_Supplied material_:
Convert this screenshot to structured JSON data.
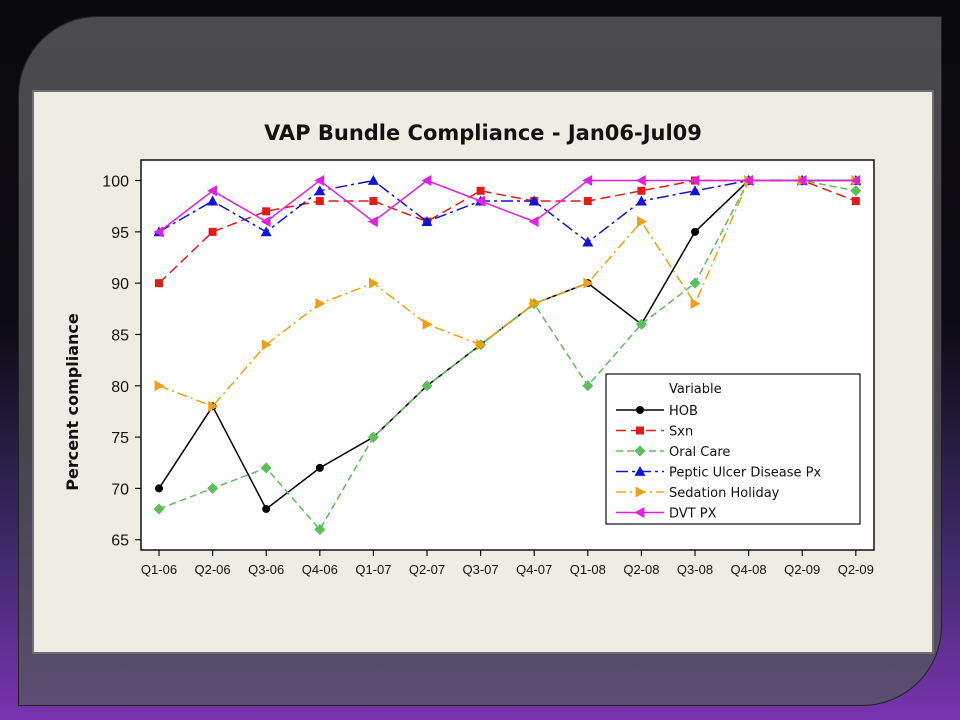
{
  "chart_data": {
    "type": "line",
    "title": "VAP Bundle Compliance - Jan06-Jul09",
    "xlabel": "",
    "ylabel": "Percent compliance",
    "categories": [
      "Q1-06",
      "Q2-06",
      "Q3-06",
      "Q4-06",
      "Q1-07",
      "Q2-07",
      "Q3-07",
      "Q4-07",
      "Q1-08",
      "Q2-08",
      "Q3-08",
      "Q4-08",
      "Q2-09",
      "Q2-09"
    ],
    "ylim": [
      64,
      102
    ],
    "yticks": [
      65,
      70,
      75,
      80,
      85,
      90,
      95,
      100
    ],
    "grid": false,
    "legend_title": "Variable",
    "legend_position": "bottom-right",
    "series": [
      {
        "name": "HOB",
        "color": "#000000",
        "dash": "",
        "marker": "circle",
        "values": [
          70,
          78,
          68,
          72,
          75,
          80,
          84,
          88,
          90,
          86,
          95,
          100,
          100,
          100
        ]
      },
      {
        "name": "Sxn",
        "color": "#e21a1a",
        "dash": "10,5",
        "marker": "square",
        "values": [
          90,
          95,
          97,
          98,
          98,
          96,
          99,
          98,
          98,
          99,
          100,
          100,
          100,
          98
        ]
      },
      {
        "name": "Oral Care",
        "color": "#5bbf5b",
        "dash": "7,4",
        "marker": "diamond",
        "values": [
          68,
          70,
          72,
          66,
          75,
          80,
          84,
          88,
          80,
          86,
          90,
          100,
          100,
          99
        ]
      },
      {
        "name": "Peptic Ulcer Disease Px",
        "color": "#1212dd",
        "dash": "12,4,3,4",
        "marker": "triangle-up",
        "values": [
          95,
          98,
          95,
          99,
          100,
          96,
          98,
          98,
          94,
          98,
          99,
          100,
          100,
          100
        ]
      },
      {
        "name": "Sedation Holiday",
        "color": "#f0a010",
        "dash": "10,4,2,4",
        "marker": "triangle-right",
        "values": [
          80,
          78,
          84,
          88,
          90,
          86,
          84,
          88,
          90,
          96,
          88,
          100,
          100,
          100
        ]
      },
      {
        "name": "DVT PX",
        "color": "#e020e0",
        "dash": "",
        "marker": "triangle-left",
        "values": [
          95,
          99,
          96,
          100,
          96,
          100,
          98,
          96,
          100,
          100,
          100,
          100,
          100,
          100
        ]
      }
    ]
  }
}
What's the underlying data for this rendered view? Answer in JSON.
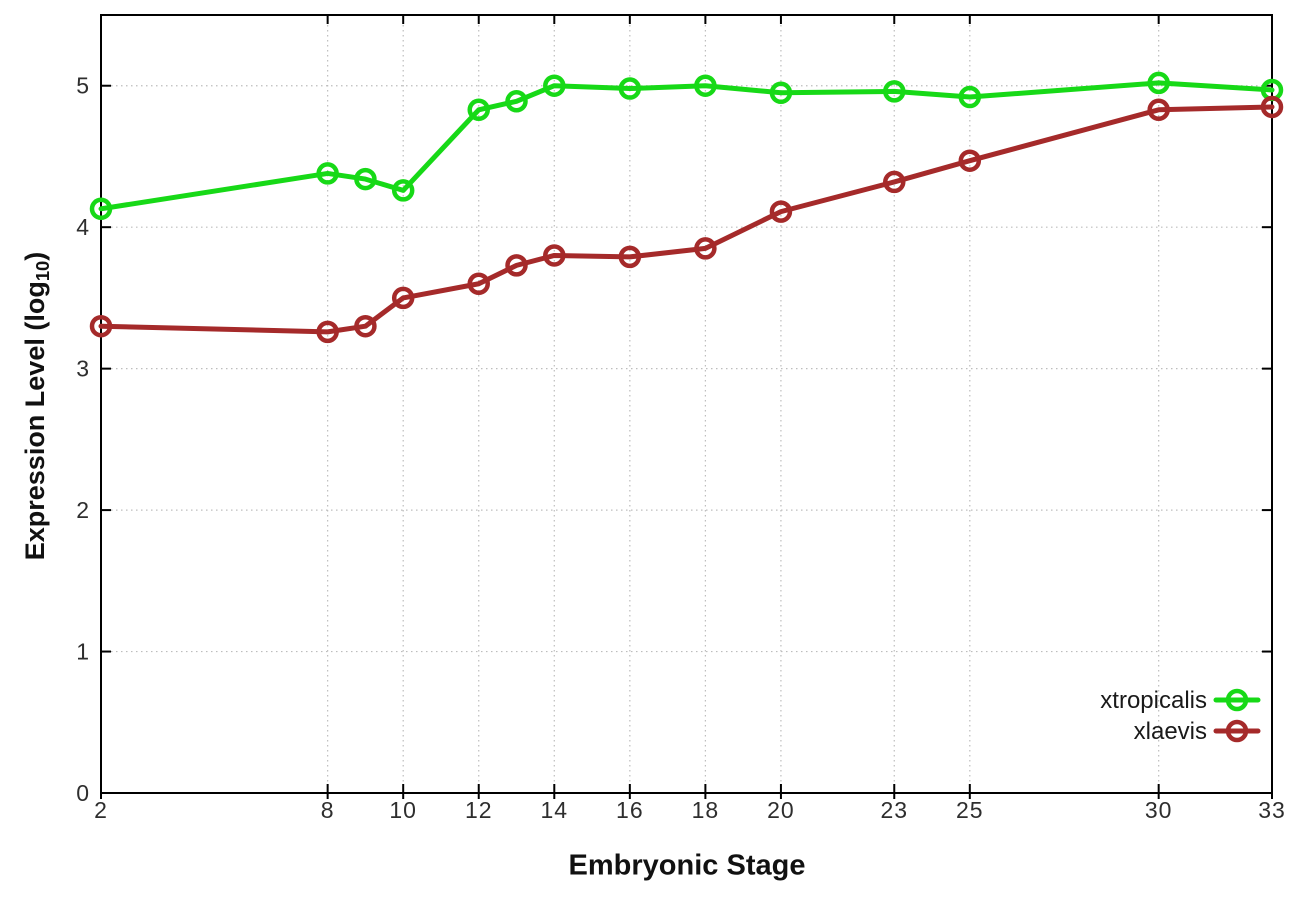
{
  "figure": {
    "background": "#ffffff",
    "xlabel": "Embryonic Stage",
    "ylabel_prefix": "Expression Level (log",
    "ylabel_sub": "10",
    "ylabel_suffix": ")"
  },
  "chart_data": {
    "type": "line",
    "title": "",
    "xlabel": "Embryonic Stage",
    "ylabel": "Expression Level (log10)",
    "x": [
      2,
      8,
      9,
      10,
      12,
      13,
      14,
      16,
      18,
      20,
      23,
      25,
      30,
      33
    ],
    "series": [
      {
        "name": "xtropicalis",
        "color": "#17d917",
        "values": [
          4.13,
          4.38,
          4.34,
          4.26,
          4.83,
          4.89,
          5.0,
          4.98,
          5.0,
          4.95,
          4.96,
          4.92,
          5.02,
          4.97
        ]
      },
      {
        "name": "xlaevis",
        "color": "#a52a2a",
        "values": [
          3.3,
          3.26,
          3.3,
          3.5,
          3.6,
          3.73,
          3.8,
          3.79,
          3.85,
          4.11,
          4.32,
          4.47,
          4.83,
          4.85
        ]
      }
    ],
    "xlim": [
      2,
      33
    ],
    "ylim": [
      0,
      5.5
    ],
    "xticks": [
      2,
      8,
      10,
      12,
      14,
      16,
      18,
      20,
      23,
      25,
      30,
      33
    ],
    "yticks": [
      0,
      1,
      2,
      3,
      4,
      5
    ],
    "grid": true,
    "grid_color": "#bdbdbd",
    "border_color": "#000000",
    "legend_position": "bottom-right",
    "marker": "open-circle"
  }
}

_Problem_:
The records above are to be reproduced exactly; the pictures are to be left out.

_Exercise solution_:
Convert this screenshot to structured JSON data.
{
  "chart_data": {
    "type": "line",
    "title": "VAP Bundle Compliance - Jan06-Jul09",
    "xlabel": "",
    "ylabel": "Percent compliance",
    "categories": [
      "Q1-06",
      "Q2-06",
      "Q3-06",
      "Q4-06",
      "Q1-07",
      "Q2-07",
      "Q3-07",
      "Q4-07",
      "Q1-08",
      "Q2-08",
      "Q3-08",
      "Q4-08",
      "Q2-09",
      "Q2-09"
    ],
    "ylim": [
      64,
      102
    ],
    "yticks": [
      65,
      70,
      75,
      80,
      85,
      90,
      95,
      100
    ],
    "grid": false,
    "legend_title": "Variable",
    "legend_position": "bottom-right",
    "series": [
      {
        "name": "HOB",
        "color": "#000000",
        "dash": "",
        "marker": "circle",
        "values": [
          70,
          78,
          68,
          72,
          75,
          80,
          84,
          88,
          90,
          86,
          95,
          100,
          100,
          100
        ]
      },
      {
        "name": "Sxn",
        "color": "#e21a1a",
        "dash": "10,5",
        "marker": "square",
        "values": [
          90,
          95,
          97,
          98,
          98,
          96,
          99,
          98,
          98,
          99,
          100,
          100,
          100,
          98
        ]
      },
      {
        "name": "Oral Care",
        "color": "#5bbf5b",
        "dash": "7,4",
        "marker": "diamond",
        "values": [
          68,
          70,
          72,
          66,
          75,
          80,
          84,
          88,
          80,
          86,
          90,
          100,
          100,
          99
        ]
      },
      {
        "name": "Peptic Ulcer Disease Px",
        "color": "#1212dd",
        "dash": "12,4,3,4",
        "marker": "triangle-up",
        "values": [
          95,
          98,
          95,
          99,
          100,
          96,
          98,
          98,
          94,
          98,
          99,
          100,
          100,
          100
        ]
      },
      {
        "name": "Sedation Holiday",
        "color": "#f0a010",
        "dash": "10,4,2,4",
        "marker": "triangle-right",
        "values": [
          80,
          78,
          84,
          88,
          90,
          86,
          84,
          88,
          90,
          96,
          88,
          100,
          100,
          100
        ]
      },
      {
        "name": "DVT PX",
        "color": "#e020e0",
        "dash": "",
        "marker": "triangle-left",
        "values": [
          95,
          99,
          96,
          100,
          96,
          100,
          98,
          96,
          100,
          100,
          100,
          100,
          100,
          100
        ]
      }
    ]
  }
}
What's the underlying data for this rendered view? Answer in JSON.
{
  "figure": {
    "background": "#ffffff",
    "xlabel": "Embryonic Stage",
    "ylabel_prefix": "Expression Level (log",
    "ylabel_sub": "10",
    "ylabel_suffix": ")"
  },
  "chart_data": {
    "type": "line",
    "title": "",
    "xlabel": "Embryonic Stage",
    "ylabel": "Expression Level (log10)",
    "x": [
      2,
      8,
      9,
      10,
      12,
      13,
      14,
      16,
      18,
      20,
      23,
      25,
      30,
      33
    ],
    "series": [
      {
        "name": "xtropicalis",
        "color": "#17d917",
        "values": [
          4.13,
          4.38,
          4.34,
          4.26,
          4.83,
          4.89,
          5.0,
          4.98,
          5.0,
          4.95,
          4.96,
          4.92,
          5.02,
          4.97
        ]
      },
      {
        "name": "xlaevis",
        "color": "#a52a2a",
        "values": [
          3.3,
          3.26,
          3.3,
          3.5,
          3.6,
          3.73,
          3.8,
          3.79,
          3.85,
          4.11,
          4.32,
          4.47,
          4.83,
          4.85
        ]
      }
    ],
    "xlim": [
      2,
      33
    ],
    "ylim": [
      0,
      5.5
    ],
    "xticks": [
      2,
      8,
      10,
      12,
      14,
      16,
      18,
      20,
      23,
      25,
      30,
      33
    ],
    "yticks": [
      0,
      1,
      2,
      3,
      4,
      5
    ],
    "grid": true,
    "grid_color": "#bdbdbd",
    "border_color": "#000000",
    "legend_position": "bottom-right",
    "marker": "open-circle"
  }
}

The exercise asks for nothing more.